*Data extract*
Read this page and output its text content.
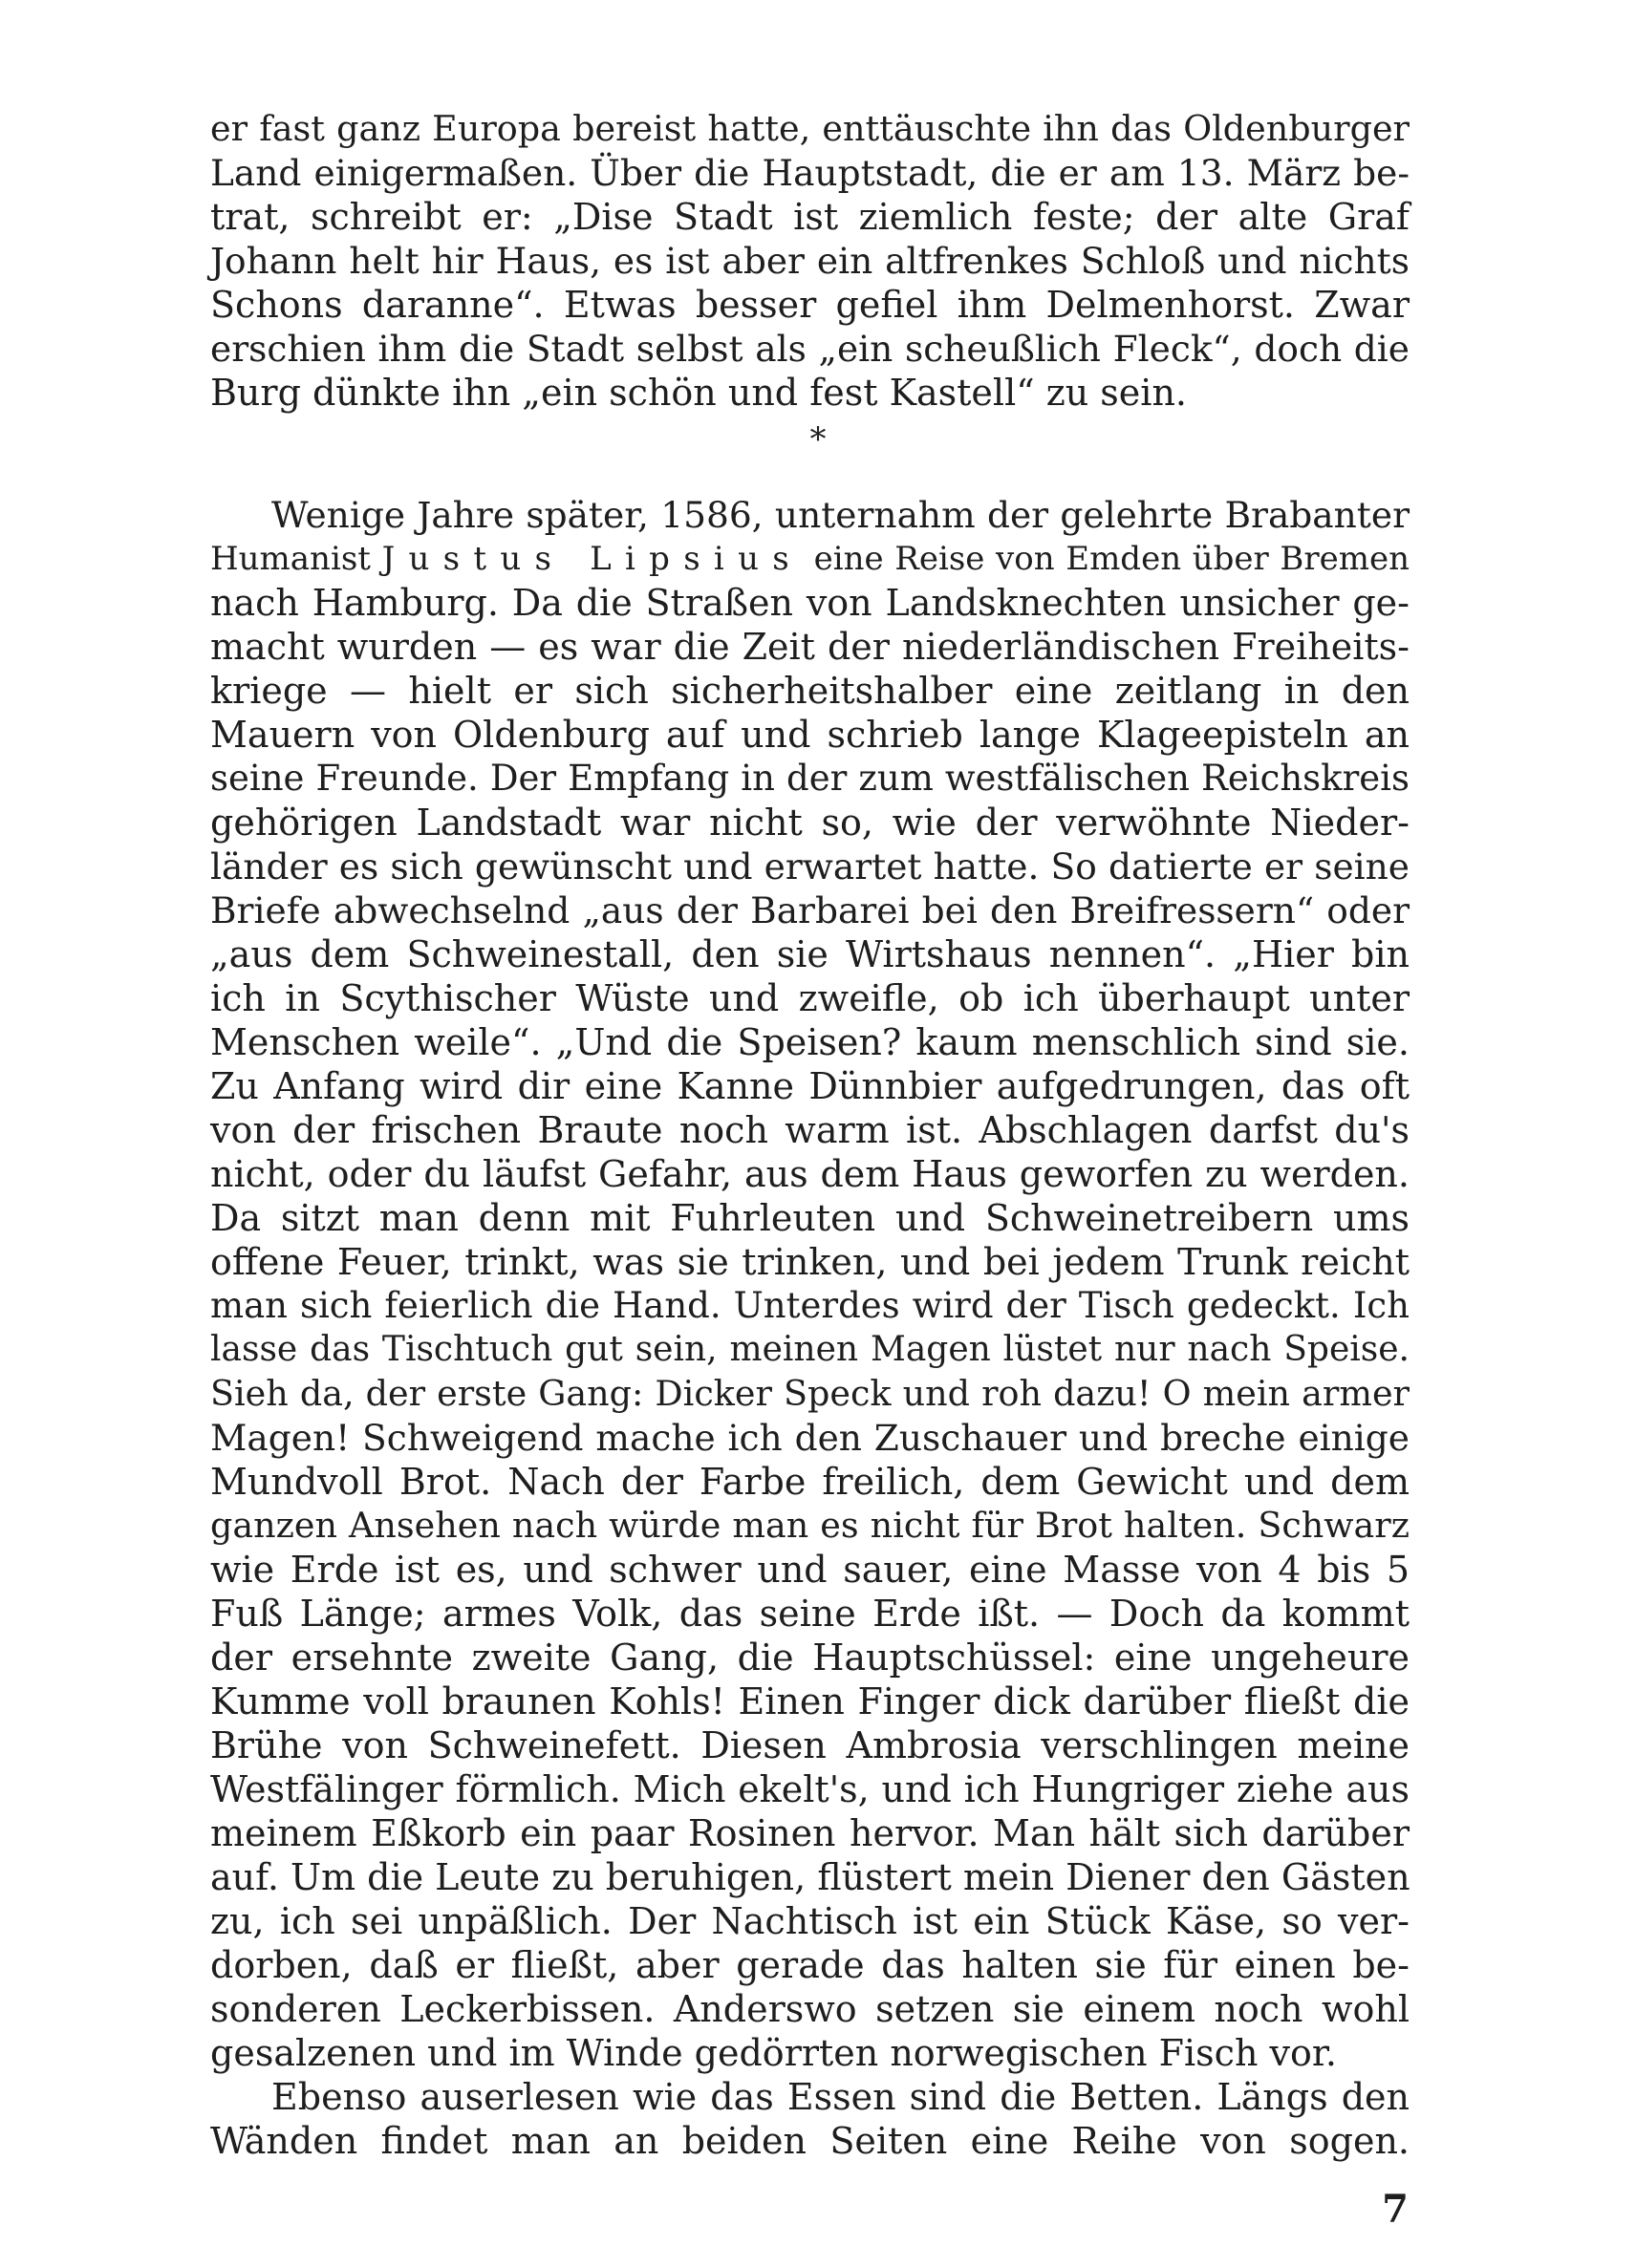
er fast ganz Europa bereist hatte, enttäuschte ihn das Oldenburger
Land einigermaßen. Über die Hauptstadt, die er am 13. März be-
trat, schreibt er: „Dise Stadt ist ziemlich feste; der alte Graf
Johann helt hir Haus, es ist aber ein altfrenkes Schloß und nichts
Schons daranne“. Etwas besser gefiel ihm Delmenhorst. Zwar
erschien ihm die Stadt selbst als „ein scheußlich Fleck“, doch die
Burg dünkte ihn „ein schön und fest Kastell“ zu sein.
*
Wenige Jahre später, 1586, unternahm der gelehrte Brabanter
Humanist Justus Lipsius eine Reise von Emden über Bremen
nach Hamburg. Da die Straßen von Landsknechten unsicher ge-
macht wurden — es war die Zeit der niederländischen Freiheits-
kriege — hielt er sich sicherheitshalber eine zeitlang in den
Mauern von Oldenburg auf und schrieb lange Klageepisteln an
seine Freunde. Der Empfang in der zum westfälischen Reichskreis
gehörigen Landstadt war nicht so, wie der verwöhnte Nieder-
länder es sich gewünscht und erwartet hatte. So datierte er seine
Briefe abwechselnd „aus der Barbarei bei den Breifressern“ oder
„aus dem Schweinestall, den sie Wirtshaus nennen“. „Hier bin
ich in Scythischer Wüste und zweifle, ob ich überhaupt unter
Menschen weile“. „Und die Speisen? kaum menschlich sind sie.
Zu Anfang wird dir eine Kanne Dünnbier aufgedrungen, das oft
von der frischen Braute noch warm ist. Abschlagen darfst du's
nicht, oder du läufst Gefahr, aus dem Haus geworfen zu werden.
Da sitzt man denn mit Fuhrleuten und Schweinetreibern ums
offene Feuer, trinkt, was sie trinken, und bei jedem Trunk reicht
man sich feierlich die Hand. Unterdes wird der Tisch gedeckt. Ich
lasse das Tischtuch gut sein, meinen Magen lüstet nur nach Speise.
Sieh da, der erste Gang: Dicker Speck und roh dazu! O mein armer
Magen! Schweigend mache ich den Zuschauer und breche einige
Mundvoll Brot. Nach der Farbe freilich, dem Gewicht und dem
ganzen Ansehen nach würde man es nicht für Brot halten. Schwarz
wie Erde ist es, und schwer und sauer, eine Masse von 4 bis 5
Fuß Länge; armes Volk, das seine Erde ißt. — Doch da kommt
der ersehnte zweite Gang, die Hauptschüssel: eine ungeheure
Kumme voll braunen Kohls! Einen Finger dick darüber fließt die
Brühe von Schweinefett. Diesen Ambrosia verschlingen meine
Westfälinger förmlich. Mich ekelt's, und ich Hungriger ziehe aus
meinem Eßkorb ein paar Rosinen hervor. Man hält sich darüber
auf. Um die Leute zu beruhigen, flüstert mein Diener den Gästen
zu, ich sei unpäßlich. Der Nachtisch ist ein Stück Käse, so ver-
dorben, daß er fließt, aber gerade das halten sie für einen be-
sonderen Leckerbissen. Anderswo setzen sie einem noch wohl
gesalzenen und im Winde gedörrten norwegischen Fisch vor.
Ebenso auserlesen wie das Essen sind die Betten. Längs den
Wänden findet man an beiden Seiten eine Reihe von sogen.
7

*Exercise prompt*
Without the pictures, write out every entry precisely as it appears.

*Final result*
Read this page and output its text content.
er fast ganz Europa bereist hatte, enttäuschte ihn das Oldenburger
Land einigermaßen. Über die Hauptstadt, die er am 13. März be-
trat, schreibt er: „Dise Stadt ist ziemlich feste; der alte Graf
Johann helt hir Haus, es ist aber ein altfrenkes Schloß und nichts
Schons daranne“. Etwas besser gefiel ihm Delmenhorst. Zwar
erschien ihm die Stadt selbst als „ein scheußlich Fleck“, doch die
Burg dünkte ihn „ein schön und fest Kastell“ zu sein.
*
Wenige Jahre später, 1586, unternahm der gelehrte Brabanter
Humanist Justus Lipsius eine Reise von Emden über Bremen
nach Hamburg. Da die Straßen von Landsknechten unsicher ge-
macht wurden — es war die Zeit der niederländischen Freiheits-
kriege — hielt er sich sicherheitshalber eine zeitlang in den
Mauern von Oldenburg auf und schrieb lange Klageepisteln an
seine Freunde. Der Empfang in der zum westfälischen Reichskreis
gehörigen Landstadt war nicht so, wie der verwöhnte Nieder-
länder es sich gewünscht und erwartet hatte. So datierte er seine
Briefe abwechselnd „aus der Barbarei bei den Breifressern“ oder
„aus dem Schweinestall, den sie Wirtshaus nennen“. „Hier bin
ich in Scythischer Wüste und zweifle, ob ich überhaupt unter
Menschen weile“. „Und die Speisen? kaum menschlich sind sie.
Zu Anfang wird dir eine Kanne Dünnbier aufgedrungen, das oft
von der frischen Braute noch warm ist. Abschlagen darfst du's
nicht, oder du läufst Gefahr, aus dem Haus geworfen zu werden.
Da sitzt man denn mit Fuhrleuten und Schweinetreibern ums
offene Feuer, trinkt, was sie trinken, und bei jedem Trunk reicht
man sich feierlich die Hand. Unterdes wird der Tisch gedeckt. Ich
lasse das Tischtuch gut sein, meinen Magen lüstet nur nach Speise.
Sieh da, der erste Gang: Dicker Speck und roh dazu! O mein armer
Magen! Schweigend mache ich den Zuschauer und breche einige
Mundvoll Brot. Nach der Farbe freilich, dem Gewicht und dem
ganzen Ansehen nach würde man es nicht für Brot halten. Schwarz
wie Erde ist es, und schwer und sauer, eine Masse von 4 bis 5
Fuß Länge; armes Volk, das seine Erde ißt. — Doch da kommt
der ersehnte zweite Gang, die Hauptschüssel: eine ungeheure
Kumme voll braunen Kohls! Einen Finger dick darüber fließt die
Brühe von Schweinefett. Diesen Ambrosia verschlingen meine
Westfälinger förmlich. Mich ekelt's, und ich Hungriger ziehe aus
meinem Eßkorb ein paar Rosinen hervor. Man hält sich darüber
auf. Um die Leute zu beruhigen, flüstert mein Diener den Gästen
zu, ich sei unpäßlich. Der Nachtisch ist ein Stück Käse, so ver-
dorben, daß er fließt, aber gerade das halten sie für einen be-
sonderen Leckerbissen. Anderswo setzen sie einem noch wohl
gesalzenen und im Winde gedörrten norwegischen Fisch vor.
Ebenso auserlesen wie das Essen sind die Betten. Längs den
Wänden findet man an beiden Seiten eine Reihe von sogen.
7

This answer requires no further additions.